> _YOUR OBJECTIVE_
Extract all lines from the data beneath that include the word "with".

(Dataset items)

★ ★ ★ ★

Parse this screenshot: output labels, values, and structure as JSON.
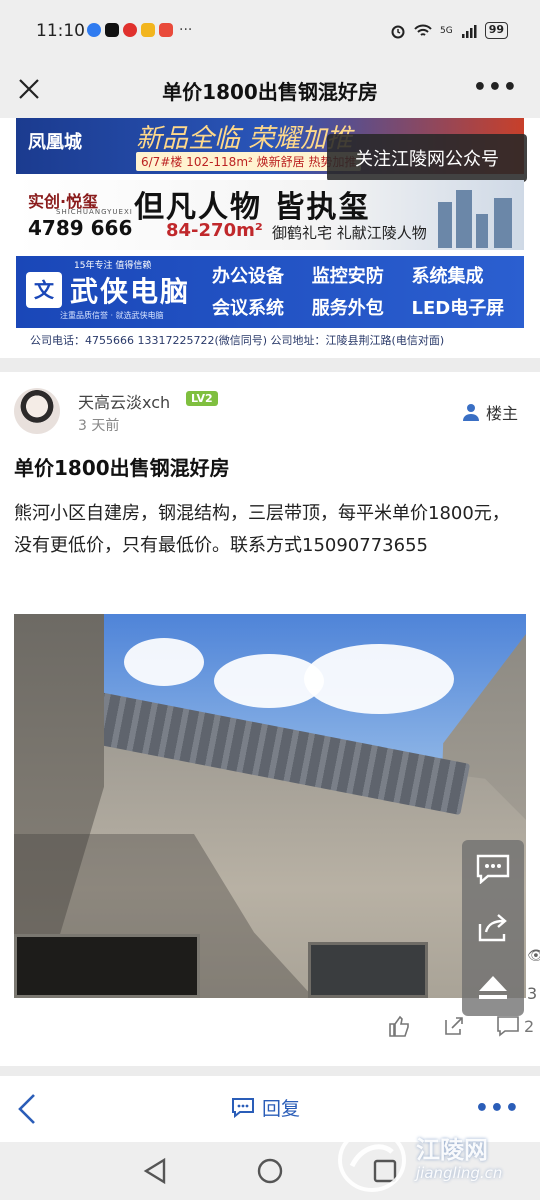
{
  "status_bar": {
    "time": "11:10",
    "more_dots": "···",
    "network": "5G",
    "battery": "99"
  },
  "title_bar": {
    "title": "单价1800出售钢混好房",
    "more": "•••"
  },
  "ads": {
    "follow_badge": "关注江陵网公众号",
    "banner1": {
      "logo": "凤凰城",
      "headline": "新品全临 荣耀加推",
      "sub": "6/7#楼 102-118m² 焕新舒居 热势加推"
    },
    "banner2": {
      "brand": "实创·悦玺",
      "brand_en": "SHICHUANGYUEXI",
      "phone": "4789 666",
      "slogan": "但凡人物 皆执玺",
      "area": "84-270m²",
      "tagline": "御鹤礼宅 礼献江陵人物"
    },
    "banner3": {
      "top_tag": "15年专注 值得信赖",
      "name": "武侠电脑",
      "small": "注重品质信誉 · 就选武侠电脑",
      "services": [
        "办公设备",
        "监控安防",
        "系统集成",
        "会议系统",
        "服务外包",
        "LED电子屏"
      ],
      "contact": "公司电话：4755666  13317225722(微信同号)  公司地址：江陵县荆江路(电信对面)"
    }
  },
  "post": {
    "username": "天高云淡xch",
    "level": "LV2",
    "time": "3 天前",
    "op_label": "楼主",
    "title": "单价1800出售钢混好房",
    "body": "熊河小区自建房，钢混结构，三层带顶，每平米单价1800元，没有更低价，只有最低价。联系方式15090773655",
    "side_counts": {
      "views_edge": "3",
      "comments": "2"
    }
  },
  "bottom_bar": {
    "reply": "回复",
    "more": "•••"
  },
  "watermark": {
    "name": "江陵网",
    "url": "jiangling.cn"
  },
  "colors": {
    "accent": "#2a5db8",
    "level_badge": "#7fbf3f",
    "background": "#ececec"
  }
}
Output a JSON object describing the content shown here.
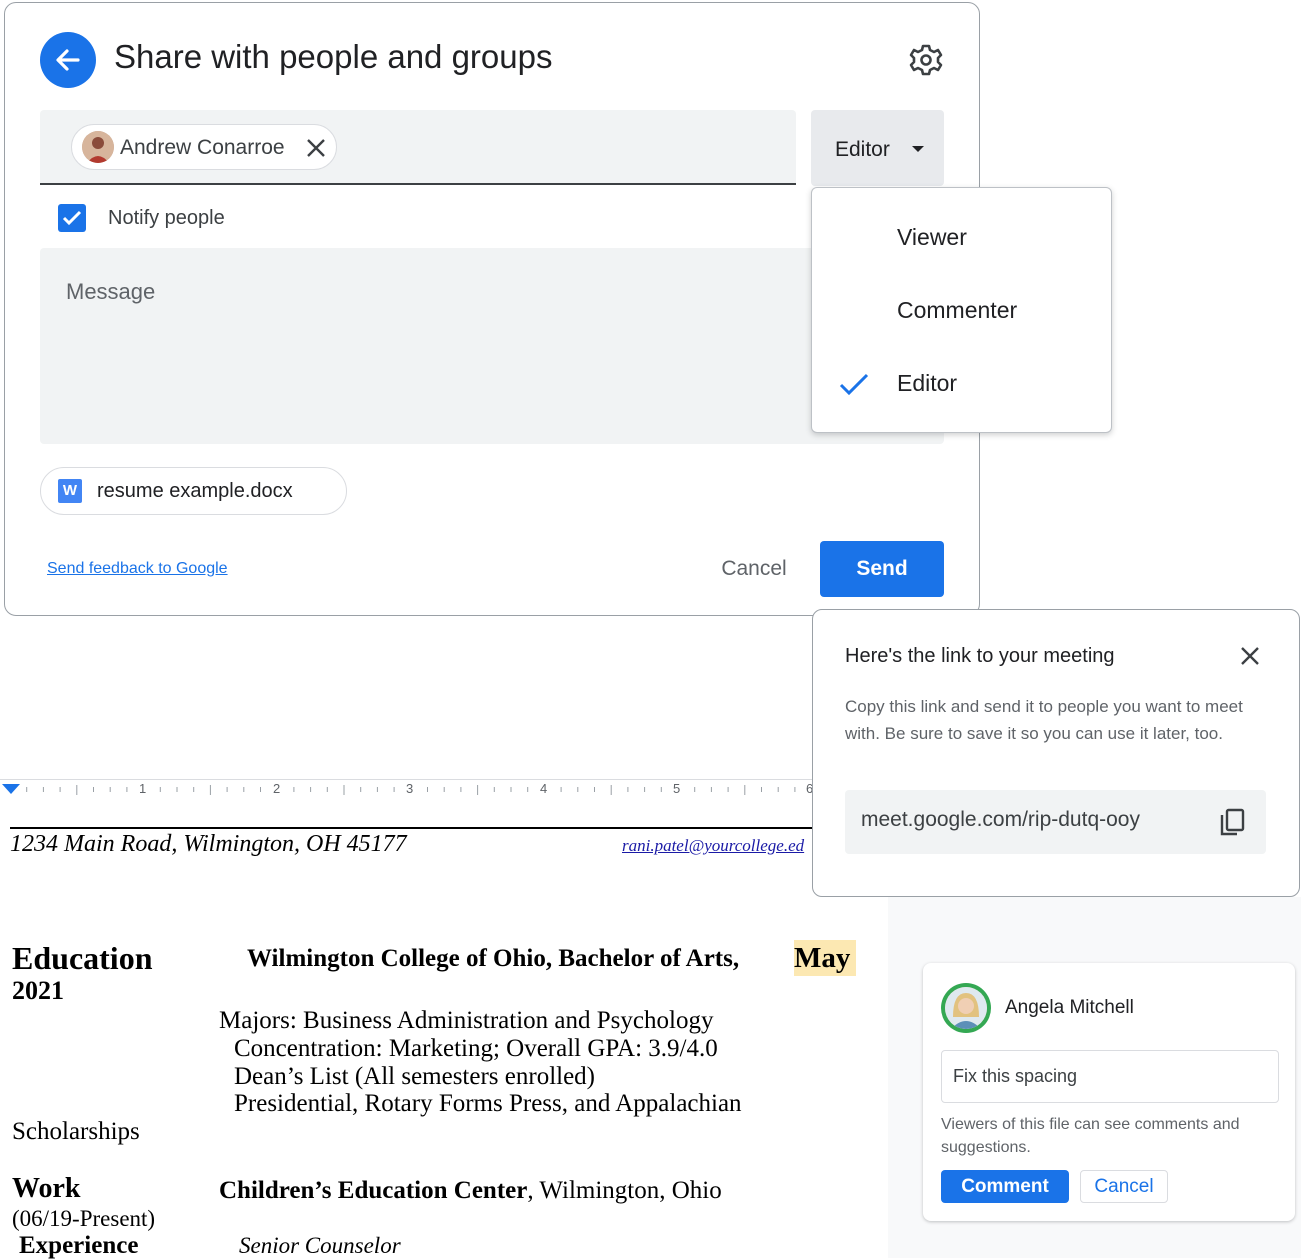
{
  "share_dialog": {
    "title": "Share with people and groups",
    "recipient_chip": "Andrew Conarroe",
    "role_selected": "Editor",
    "notify_label": "Notify people",
    "notify_checked": true,
    "message_placeholder": "Message",
    "attachment": "resume example.docx",
    "attachment_icon_letter": "W",
    "feedback_link": "Send feedback to Google",
    "cancel_label": "Cancel",
    "send_label": "Send",
    "accent_color": "#1a73e8"
  },
  "role_menu": {
    "options": [
      "Viewer",
      "Commenter",
      "Editor"
    ],
    "checked": "Editor"
  },
  "meet_popup": {
    "title": "Here's the link to your meeting",
    "body": "Copy this link and send it to people you want to meet with. Be sure to save it so you can use it later, too.",
    "link": "meet.google.com/rip-dutq-ooy"
  },
  "ruler": {
    "numbers": [
      "1",
      "2",
      "3",
      "4",
      "5",
      "6"
    ]
  },
  "document": {
    "address": "1234 Main Road, Wilmington, OH 45177",
    "email": "rani.patel@yourcollege.ed",
    "education_heading": "Education",
    "education_year": "2021",
    "education_school": "Wilmington College of Ohio, Bachelor of Arts,",
    "education_highlight": "May",
    "education_lines": [
      "Majors: Business Administration and Psychology",
      "Concentration:  Marketing; Overall GPA: 3.9/4.0",
      "Dean’s List (All semesters enrolled)",
      "Presidential, Rotary Forms Press, and Appalachian",
      "Scholarships"
    ],
    "work_heading": "Work",
    "work_dates": "(06/19-Present)",
    "experience_heading": "Experience",
    "work_org_bold": "Children’s Education Center",
    "work_org_rest": ", Wilmington, Ohio",
    "work_role": "Senior Counselor"
  },
  "comment": {
    "author": "Angela Mitchell",
    "input_value": "Fix this spacing",
    "note": "Viewers of this file can see comments and suggestions.",
    "comment_label": "Comment",
    "cancel_label": "Cancel"
  }
}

★ ★ ★ ★

> _SOLUTION TO THE EXERCISE_
    "title": "Share with people and groups",
    "body": "Copy this link and send it to people you want to meet with. Be sure to save it so you can use it later, too.",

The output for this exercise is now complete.